* **Material for the task**:
----

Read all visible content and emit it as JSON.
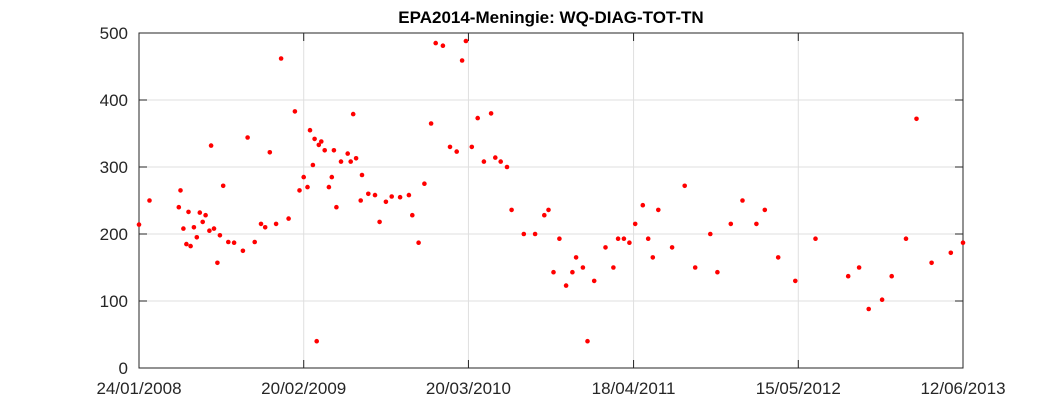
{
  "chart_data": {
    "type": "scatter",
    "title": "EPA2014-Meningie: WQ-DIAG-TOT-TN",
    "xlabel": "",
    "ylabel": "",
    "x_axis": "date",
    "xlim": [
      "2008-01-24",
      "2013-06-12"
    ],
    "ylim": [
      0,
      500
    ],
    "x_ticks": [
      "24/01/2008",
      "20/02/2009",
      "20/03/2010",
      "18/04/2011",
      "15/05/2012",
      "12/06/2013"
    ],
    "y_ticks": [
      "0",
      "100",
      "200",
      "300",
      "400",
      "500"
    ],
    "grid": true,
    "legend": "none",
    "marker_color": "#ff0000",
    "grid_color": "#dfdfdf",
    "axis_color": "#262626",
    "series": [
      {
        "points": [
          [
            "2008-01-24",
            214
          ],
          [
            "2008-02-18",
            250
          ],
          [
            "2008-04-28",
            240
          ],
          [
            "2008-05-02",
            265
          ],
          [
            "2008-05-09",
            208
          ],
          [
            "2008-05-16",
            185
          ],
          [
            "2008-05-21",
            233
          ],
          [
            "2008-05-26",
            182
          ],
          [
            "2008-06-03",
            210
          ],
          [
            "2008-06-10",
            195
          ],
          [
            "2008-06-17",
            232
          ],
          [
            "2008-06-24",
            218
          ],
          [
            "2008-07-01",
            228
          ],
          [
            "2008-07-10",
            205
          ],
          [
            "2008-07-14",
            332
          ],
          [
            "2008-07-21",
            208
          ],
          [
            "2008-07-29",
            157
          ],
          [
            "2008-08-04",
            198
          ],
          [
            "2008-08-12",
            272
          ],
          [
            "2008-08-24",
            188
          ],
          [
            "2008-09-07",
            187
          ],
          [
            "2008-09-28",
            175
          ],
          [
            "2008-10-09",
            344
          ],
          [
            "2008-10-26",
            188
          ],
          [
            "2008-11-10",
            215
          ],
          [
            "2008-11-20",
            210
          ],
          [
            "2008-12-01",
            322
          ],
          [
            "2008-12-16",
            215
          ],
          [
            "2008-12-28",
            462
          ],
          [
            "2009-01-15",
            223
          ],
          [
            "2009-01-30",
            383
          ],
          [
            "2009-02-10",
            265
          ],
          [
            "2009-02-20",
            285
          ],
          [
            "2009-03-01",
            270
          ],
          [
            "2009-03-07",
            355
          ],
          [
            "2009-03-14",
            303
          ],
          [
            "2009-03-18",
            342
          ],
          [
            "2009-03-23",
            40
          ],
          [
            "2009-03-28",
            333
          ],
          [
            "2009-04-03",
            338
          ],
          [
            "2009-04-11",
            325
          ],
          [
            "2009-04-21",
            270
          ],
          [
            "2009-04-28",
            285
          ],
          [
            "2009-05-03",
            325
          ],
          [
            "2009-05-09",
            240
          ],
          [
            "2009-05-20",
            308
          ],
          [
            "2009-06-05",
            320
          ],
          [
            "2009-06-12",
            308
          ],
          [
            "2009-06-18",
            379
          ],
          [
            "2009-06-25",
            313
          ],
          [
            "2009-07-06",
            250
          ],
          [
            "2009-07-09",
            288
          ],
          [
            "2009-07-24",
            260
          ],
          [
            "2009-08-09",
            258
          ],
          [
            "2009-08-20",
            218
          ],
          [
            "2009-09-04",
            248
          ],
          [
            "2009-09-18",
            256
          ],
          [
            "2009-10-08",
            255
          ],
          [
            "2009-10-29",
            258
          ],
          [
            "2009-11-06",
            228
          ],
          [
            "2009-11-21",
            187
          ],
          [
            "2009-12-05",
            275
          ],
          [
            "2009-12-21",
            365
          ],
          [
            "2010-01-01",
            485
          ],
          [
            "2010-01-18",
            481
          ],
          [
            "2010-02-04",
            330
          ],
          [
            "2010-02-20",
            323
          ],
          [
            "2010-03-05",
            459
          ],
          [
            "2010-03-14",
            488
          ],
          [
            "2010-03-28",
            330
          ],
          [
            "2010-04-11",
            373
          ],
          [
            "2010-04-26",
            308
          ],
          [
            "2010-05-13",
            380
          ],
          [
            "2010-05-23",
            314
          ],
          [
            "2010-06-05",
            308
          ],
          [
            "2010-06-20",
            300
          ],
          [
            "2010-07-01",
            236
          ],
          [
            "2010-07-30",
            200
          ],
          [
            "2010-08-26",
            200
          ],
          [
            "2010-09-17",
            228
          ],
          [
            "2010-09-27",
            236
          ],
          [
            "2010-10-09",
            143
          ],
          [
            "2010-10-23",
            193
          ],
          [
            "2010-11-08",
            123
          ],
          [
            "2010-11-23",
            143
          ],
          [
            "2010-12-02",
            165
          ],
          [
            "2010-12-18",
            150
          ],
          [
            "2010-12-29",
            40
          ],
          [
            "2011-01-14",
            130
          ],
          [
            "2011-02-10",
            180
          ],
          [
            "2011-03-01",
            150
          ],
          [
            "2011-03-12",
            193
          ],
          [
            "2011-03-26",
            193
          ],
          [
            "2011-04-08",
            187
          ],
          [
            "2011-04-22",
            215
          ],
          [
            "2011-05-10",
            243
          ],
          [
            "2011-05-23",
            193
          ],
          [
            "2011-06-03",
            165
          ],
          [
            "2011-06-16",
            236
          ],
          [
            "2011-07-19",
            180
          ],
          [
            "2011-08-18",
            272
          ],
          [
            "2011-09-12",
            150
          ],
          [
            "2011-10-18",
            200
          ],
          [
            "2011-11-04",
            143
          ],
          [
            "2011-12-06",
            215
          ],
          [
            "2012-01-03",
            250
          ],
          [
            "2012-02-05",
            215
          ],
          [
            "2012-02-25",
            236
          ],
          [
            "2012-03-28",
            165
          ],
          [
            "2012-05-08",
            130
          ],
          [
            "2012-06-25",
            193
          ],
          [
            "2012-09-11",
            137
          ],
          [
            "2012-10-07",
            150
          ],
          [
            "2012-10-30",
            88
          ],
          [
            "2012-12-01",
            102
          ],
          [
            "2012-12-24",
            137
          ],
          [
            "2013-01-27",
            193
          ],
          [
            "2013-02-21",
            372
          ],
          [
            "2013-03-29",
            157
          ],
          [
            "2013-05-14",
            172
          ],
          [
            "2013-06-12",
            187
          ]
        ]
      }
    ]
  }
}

----

* **Exercise requirements**:
From the material above, reproduce everything verbatim except the pictures.

* **Final result**:
Read all visible content and emit it as JSON.
{
  "chart_data": {
    "type": "scatter",
    "title": "EPA2014-Meningie: WQ-DIAG-TOT-TN",
    "xlabel": "",
    "ylabel": "",
    "x_axis": "date",
    "xlim": [
      "2008-01-24",
      "2013-06-12"
    ],
    "ylim": [
      0,
      500
    ],
    "x_ticks": [
      "24/01/2008",
      "20/02/2009",
      "20/03/2010",
      "18/04/2011",
      "15/05/2012",
      "12/06/2013"
    ],
    "y_ticks": [
      "0",
      "100",
      "200",
      "300",
      "400",
      "500"
    ],
    "grid": true,
    "legend": "none",
    "marker_color": "#ff0000",
    "grid_color": "#dfdfdf",
    "axis_color": "#262626",
    "series": [
      {
        "points": [
          [
            "2008-01-24",
            214
          ],
          [
            "2008-02-18",
            250
          ],
          [
            "2008-04-28",
            240
          ],
          [
            "2008-05-02",
            265
          ],
          [
            "2008-05-09",
            208
          ],
          [
            "2008-05-16",
            185
          ],
          [
            "2008-05-21",
            233
          ],
          [
            "2008-05-26",
            182
          ],
          [
            "2008-06-03",
            210
          ],
          [
            "2008-06-10",
            195
          ],
          [
            "2008-06-17",
            232
          ],
          [
            "2008-06-24",
            218
          ],
          [
            "2008-07-01",
            228
          ],
          [
            "2008-07-10",
            205
          ],
          [
            "2008-07-14",
            332
          ],
          [
            "2008-07-21",
            208
          ],
          [
            "2008-07-29",
            157
          ],
          [
            "2008-08-04",
            198
          ],
          [
            "2008-08-12",
            272
          ],
          [
            "2008-08-24",
            188
          ],
          [
            "2008-09-07",
            187
          ],
          [
            "2008-09-28",
            175
          ],
          [
            "2008-10-09",
            344
          ],
          [
            "2008-10-26",
            188
          ],
          [
            "2008-11-10",
            215
          ],
          [
            "2008-11-20",
            210
          ],
          [
            "2008-12-01",
            322
          ],
          [
            "2008-12-16",
            215
          ],
          [
            "2008-12-28",
            462
          ],
          [
            "2009-01-15",
            223
          ],
          [
            "2009-01-30",
            383
          ],
          [
            "2009-02-10",
            265
          ],
          [
            "2009-02-20",
            285
          ],
          [
            "2009-03-01",
            270
          ],
          [
            "2009-03-07",
            355
          ],
          [
            "2009-03-14",
            303
          ],
          [
            "2009-03-18",
            342
          ],
          [
            "2009-03-23",
            40
          ],
          [
            "2009-03-28",
            333
          ],
          [
            "2009-04-03",
            338
          ],
          [
            "2009-04-11",
            325
          ],
          [
            "2009-04-21",
            270
          ],
          [
            "2009-04-28",
            285
          ],
          [
            "2009-05-03",
            325
          ],
          [
            "2009-05-09",
            240
          ],
          [
            "2009-05-20",
            308
          ],
          [
            "2009-06-05",
            320
          ],
          [
            "2009-06-12",
            308
          ],
          [
            "2009-06-18",
            379
          ],
          [
            "2009-06-25",
            313
          ],
          [
            "2009-07-06",
            250
          ],
          [
            "2009-07-09",
            288
          ],
          [
            "2009-07-24",
            260
          ],
          [
            "2009-08-09",
            258
          ],
          [
            "2009-08-20",
            218
          ],
          [
            "2009-09-04",
            248
          ],
          [
            "2009-09-18",
            256
          ],
          [
            "2009-10-08",
            255
          ],
          [
            "2009-10-29",
            258
          ],
          [
            "2009-11-06",
            228
          ],
          [
            "2009-11-21",
            187
          ],
          [
            "2009-12-05",
            275
          ],
          [
            "2009-12-21",
            365
          ],
          [
            "2010-01-01",
            485
          ],
          [
            "2010-01-18",
            481
          ],
          [
            "2010-02-04",
            330
          ],
          [
            "2010-02-20",
            323
          ],
          [
            "2010-03-05",
            459
          ],
          [
            "2010-03-14",
            488
          ],
          [
            "2010-03-28",
            330
          ],
          [
            "2010-04-11",
            373
          ],
          [
            "2010-04-26",
            308
          ],
          [
            "2010-05-13",
            380
          ],
          [
            "2010-05-23",
            314
          ],
          [
            "2010-06-05",
            308
          ],
          [
            "2010-06-20",
            300
          ],
          [
            "2010-07-01",
            236
          ],
          [
            "2010-07-30",
            200
          ],
          [
            "2010-08-26",
            200
          ],
          [
            "2010-09-17",
            228
          ],
          [
            "2010-09-27",
            236
          ],
          [
            "2010-10-09",
            143
          ],
          [
            "2010-10-23",
            193
          ],
          [
            "2010-11-08",
            123
          ],
          [
            "2010-11-23",
            143
          ],
          [
            "2010-12-02",
            165
          ],
          [
            "2010-12-18",
            150
          ],
          [
            "2010-12-29",
            40
          ],
          [
            "2011-01-14",
            130
          ],
          [
            "2011-02-10",
            180
          ],
          [
            "2011-03-01",
            150
          ],
          [
            "2011-03-12",
            193
          ],
          [
            "2011-03-26",
            193
          ],
          [
            "2011-04-08",
            187
          ],
          [
            "2011-04-22",
            215
          ],
          [
            "2011-05-10",
            243
          ],
          [
            "2011-05-23",
            193
          ],
          [
            "2011-06-03",
            165
          ],
          [
            "2011-06-16",
            236
          ],
          [
            "2011-07-19",
            180
          ],
          [
            "2011-08-18",
            272
          ],
          [
            "2011-09-12",
            150
          ],
          [
            "2011-10-18",
            200
          ],
          [
            "2011-11-04",
            143
          ],
          [
            "2011-12-06",
            215
          ],
          [
            "2012-01-03",
            250
          ],
          [
            "2012-02-05",
            215
          ],
          [
            "2012-02-25",
            236
          ],
          [
            "2012-03-28",
            165
          ],
          [
            "2012-05-08",
            130
          ],
          [
            "2012-06-25",
            193
          ],
          [
            "2012-09-11",
            137
          ],
          [
            "2012-10-07",
            150
          ],
          [
            "2012-10-30",
            88
          ],
          [
            "2012-12-01",
            102
          ],
          [
            "2012-12-24",
            137
          ],
          [
            "2013-01-27",
            193
          ],
          [
            "2013-02-21",
            372
          ],
          [
            "2013-03-29",
            157
          ],
          [
            "2013-05-14",
            172
          ],
          [
            "2013-06-12",
            187
          ]
        ]
      }
    ]
  }
}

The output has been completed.